[Element and region data]
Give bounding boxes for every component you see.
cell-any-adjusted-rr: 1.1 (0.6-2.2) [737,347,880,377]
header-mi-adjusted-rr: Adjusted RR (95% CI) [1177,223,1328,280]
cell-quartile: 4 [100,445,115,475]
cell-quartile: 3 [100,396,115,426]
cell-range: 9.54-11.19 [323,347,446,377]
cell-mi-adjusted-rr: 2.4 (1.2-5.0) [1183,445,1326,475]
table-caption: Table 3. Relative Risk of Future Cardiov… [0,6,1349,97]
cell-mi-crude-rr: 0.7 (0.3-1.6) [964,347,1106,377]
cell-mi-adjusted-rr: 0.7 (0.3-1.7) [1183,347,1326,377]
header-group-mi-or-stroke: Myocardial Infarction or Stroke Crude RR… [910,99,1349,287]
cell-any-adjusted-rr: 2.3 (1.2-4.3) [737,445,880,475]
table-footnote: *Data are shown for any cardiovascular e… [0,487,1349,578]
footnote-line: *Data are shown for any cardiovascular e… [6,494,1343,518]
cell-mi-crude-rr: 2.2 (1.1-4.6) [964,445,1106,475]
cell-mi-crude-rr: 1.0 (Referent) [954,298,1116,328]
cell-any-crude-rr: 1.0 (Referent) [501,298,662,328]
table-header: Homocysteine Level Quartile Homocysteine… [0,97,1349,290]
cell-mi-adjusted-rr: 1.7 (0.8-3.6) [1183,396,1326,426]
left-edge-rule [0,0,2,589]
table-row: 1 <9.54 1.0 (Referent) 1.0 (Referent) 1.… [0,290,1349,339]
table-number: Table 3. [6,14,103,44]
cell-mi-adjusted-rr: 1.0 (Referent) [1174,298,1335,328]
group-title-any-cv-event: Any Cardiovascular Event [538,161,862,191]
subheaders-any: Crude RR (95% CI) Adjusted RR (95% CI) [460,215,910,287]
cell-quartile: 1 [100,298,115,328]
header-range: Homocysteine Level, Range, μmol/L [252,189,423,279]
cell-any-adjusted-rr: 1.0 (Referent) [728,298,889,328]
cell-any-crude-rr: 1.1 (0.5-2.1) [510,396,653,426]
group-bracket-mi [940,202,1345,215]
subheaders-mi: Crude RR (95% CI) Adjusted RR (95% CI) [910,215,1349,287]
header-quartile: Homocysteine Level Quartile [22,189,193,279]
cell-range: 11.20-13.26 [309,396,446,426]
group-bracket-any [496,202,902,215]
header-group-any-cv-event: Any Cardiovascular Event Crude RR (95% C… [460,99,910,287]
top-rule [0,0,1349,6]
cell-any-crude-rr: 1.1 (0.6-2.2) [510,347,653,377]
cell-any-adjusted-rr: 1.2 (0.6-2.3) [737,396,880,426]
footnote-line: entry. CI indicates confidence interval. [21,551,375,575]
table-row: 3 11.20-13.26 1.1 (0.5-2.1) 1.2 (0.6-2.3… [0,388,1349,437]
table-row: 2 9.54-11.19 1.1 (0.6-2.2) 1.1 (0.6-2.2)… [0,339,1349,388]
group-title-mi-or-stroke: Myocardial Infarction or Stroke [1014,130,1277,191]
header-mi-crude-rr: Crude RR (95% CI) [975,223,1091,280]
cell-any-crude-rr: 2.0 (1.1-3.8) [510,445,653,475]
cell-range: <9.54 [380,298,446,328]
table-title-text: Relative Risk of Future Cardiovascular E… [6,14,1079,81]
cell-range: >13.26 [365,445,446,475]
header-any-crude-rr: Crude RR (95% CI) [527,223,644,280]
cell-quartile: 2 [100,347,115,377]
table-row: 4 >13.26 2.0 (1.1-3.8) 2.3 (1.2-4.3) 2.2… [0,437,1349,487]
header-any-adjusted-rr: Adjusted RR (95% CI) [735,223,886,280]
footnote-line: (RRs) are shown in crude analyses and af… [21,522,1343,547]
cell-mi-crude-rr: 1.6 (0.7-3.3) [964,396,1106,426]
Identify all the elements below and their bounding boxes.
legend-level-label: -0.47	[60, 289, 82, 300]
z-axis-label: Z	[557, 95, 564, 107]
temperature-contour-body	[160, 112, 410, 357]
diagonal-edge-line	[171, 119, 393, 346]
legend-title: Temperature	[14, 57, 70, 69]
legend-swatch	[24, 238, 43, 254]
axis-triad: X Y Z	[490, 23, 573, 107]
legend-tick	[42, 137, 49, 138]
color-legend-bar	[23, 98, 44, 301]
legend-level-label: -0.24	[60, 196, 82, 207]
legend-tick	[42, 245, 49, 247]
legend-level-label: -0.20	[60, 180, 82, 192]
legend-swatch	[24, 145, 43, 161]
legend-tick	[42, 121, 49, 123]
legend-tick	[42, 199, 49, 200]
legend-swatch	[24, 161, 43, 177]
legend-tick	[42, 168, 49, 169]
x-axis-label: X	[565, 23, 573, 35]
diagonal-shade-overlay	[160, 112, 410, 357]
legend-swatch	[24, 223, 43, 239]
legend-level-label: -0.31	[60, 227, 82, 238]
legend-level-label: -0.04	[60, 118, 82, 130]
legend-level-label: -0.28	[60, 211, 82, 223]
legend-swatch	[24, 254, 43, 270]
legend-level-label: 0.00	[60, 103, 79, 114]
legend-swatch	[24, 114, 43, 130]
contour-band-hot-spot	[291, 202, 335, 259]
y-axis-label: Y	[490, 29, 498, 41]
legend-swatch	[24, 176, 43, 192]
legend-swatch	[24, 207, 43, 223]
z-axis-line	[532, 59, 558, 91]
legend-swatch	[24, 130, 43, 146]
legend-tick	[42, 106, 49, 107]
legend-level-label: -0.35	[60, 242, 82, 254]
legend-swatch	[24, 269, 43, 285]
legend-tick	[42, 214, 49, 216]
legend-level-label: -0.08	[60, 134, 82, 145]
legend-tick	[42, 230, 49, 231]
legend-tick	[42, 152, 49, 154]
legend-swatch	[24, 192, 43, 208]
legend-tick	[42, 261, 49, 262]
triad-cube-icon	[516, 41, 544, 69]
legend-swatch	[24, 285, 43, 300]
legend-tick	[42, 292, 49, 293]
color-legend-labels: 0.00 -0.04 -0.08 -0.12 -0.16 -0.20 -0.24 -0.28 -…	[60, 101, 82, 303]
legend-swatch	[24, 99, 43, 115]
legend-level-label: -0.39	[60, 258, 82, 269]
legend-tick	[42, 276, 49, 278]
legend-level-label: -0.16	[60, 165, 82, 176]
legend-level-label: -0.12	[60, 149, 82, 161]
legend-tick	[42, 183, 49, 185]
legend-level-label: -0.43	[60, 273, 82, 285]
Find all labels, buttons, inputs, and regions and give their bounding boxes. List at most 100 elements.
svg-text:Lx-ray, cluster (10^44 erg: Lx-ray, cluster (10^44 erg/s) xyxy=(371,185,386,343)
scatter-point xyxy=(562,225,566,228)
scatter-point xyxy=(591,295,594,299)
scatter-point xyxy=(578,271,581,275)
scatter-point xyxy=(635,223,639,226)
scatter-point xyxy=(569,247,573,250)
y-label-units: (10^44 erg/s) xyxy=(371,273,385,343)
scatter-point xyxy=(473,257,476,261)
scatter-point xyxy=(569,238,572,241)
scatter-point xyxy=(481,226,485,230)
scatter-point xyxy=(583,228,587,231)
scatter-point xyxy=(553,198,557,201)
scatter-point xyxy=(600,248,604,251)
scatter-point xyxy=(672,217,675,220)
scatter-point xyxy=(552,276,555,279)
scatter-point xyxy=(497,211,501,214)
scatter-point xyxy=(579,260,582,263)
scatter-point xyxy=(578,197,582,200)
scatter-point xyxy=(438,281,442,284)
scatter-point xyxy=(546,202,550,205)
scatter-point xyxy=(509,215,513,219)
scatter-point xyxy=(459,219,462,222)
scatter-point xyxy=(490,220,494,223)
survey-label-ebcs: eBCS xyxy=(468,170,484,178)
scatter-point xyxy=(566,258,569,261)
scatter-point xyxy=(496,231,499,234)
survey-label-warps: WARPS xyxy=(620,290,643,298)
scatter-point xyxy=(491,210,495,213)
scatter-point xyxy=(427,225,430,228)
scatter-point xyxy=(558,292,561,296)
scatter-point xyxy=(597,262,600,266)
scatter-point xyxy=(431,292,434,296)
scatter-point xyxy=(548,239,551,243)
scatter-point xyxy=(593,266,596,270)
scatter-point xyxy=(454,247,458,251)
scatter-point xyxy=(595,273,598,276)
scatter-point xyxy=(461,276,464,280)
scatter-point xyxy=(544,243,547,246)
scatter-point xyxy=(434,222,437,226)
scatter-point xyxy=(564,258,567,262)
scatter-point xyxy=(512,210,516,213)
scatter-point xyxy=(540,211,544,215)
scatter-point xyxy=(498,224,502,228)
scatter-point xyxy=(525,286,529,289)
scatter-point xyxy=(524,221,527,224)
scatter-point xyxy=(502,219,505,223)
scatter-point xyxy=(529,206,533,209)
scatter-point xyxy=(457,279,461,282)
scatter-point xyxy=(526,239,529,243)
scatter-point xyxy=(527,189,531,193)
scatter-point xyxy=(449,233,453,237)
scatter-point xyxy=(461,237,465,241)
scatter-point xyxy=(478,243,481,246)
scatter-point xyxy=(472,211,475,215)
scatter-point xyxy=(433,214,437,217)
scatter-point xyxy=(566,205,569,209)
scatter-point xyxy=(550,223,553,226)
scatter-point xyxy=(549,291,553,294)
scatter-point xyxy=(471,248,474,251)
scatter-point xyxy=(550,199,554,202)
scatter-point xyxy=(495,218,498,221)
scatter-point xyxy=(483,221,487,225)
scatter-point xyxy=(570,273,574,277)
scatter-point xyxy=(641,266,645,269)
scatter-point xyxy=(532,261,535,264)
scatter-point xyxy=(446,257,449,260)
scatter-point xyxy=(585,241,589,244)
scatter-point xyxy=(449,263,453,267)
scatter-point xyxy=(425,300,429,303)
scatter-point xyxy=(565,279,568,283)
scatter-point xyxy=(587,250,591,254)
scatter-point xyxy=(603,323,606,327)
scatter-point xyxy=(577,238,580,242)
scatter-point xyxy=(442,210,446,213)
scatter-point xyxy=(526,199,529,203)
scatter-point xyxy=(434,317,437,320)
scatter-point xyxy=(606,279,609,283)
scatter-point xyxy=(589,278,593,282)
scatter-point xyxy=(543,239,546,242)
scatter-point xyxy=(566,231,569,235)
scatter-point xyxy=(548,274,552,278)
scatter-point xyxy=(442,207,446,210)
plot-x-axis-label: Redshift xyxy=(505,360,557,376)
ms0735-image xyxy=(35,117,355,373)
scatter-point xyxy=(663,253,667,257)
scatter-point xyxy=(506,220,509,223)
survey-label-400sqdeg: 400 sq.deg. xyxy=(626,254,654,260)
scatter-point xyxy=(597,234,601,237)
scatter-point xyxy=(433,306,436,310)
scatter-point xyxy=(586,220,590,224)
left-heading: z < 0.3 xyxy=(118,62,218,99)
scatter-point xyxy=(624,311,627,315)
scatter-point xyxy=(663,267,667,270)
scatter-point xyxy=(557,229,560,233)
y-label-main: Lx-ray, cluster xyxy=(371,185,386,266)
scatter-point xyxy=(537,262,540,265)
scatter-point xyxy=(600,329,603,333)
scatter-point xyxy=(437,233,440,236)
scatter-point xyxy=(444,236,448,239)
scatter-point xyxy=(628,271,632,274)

# The request:
Copy the data word for word, from the first line through the line that contains "cell-mi-adjusted-rr: 0.7 (0.3-1.7)", and include that line.

# In response:
Give bounding boxes for every component you see.
cell-any-adjusted-rr: 1.1 (0.6-2.2) [737,347,880,377]
header-mi-adjusted-rr: Adjusted RR (95% CI) [1177,223,1328,280]
cell-quartile: 4 [100,445,115,475]
cell-quartile: 3 [100,396,115,426]
cell-range: 9.54-11.19 [323,347,446,377]
cell-mi-adjusted-rr: 2.4 (1.2-5.0) [1183,445,1326,475]
table-caption: Table 3. Relative Risk of Future Cardiov… [0,6,1349,97]
cell-mi-crude-rr: 0.7 (0.3-1.6) [964,347,1106,377]
cell-mi-adjusted-rr: 0.7 (0.3-1.7) [1183,347,1326,377]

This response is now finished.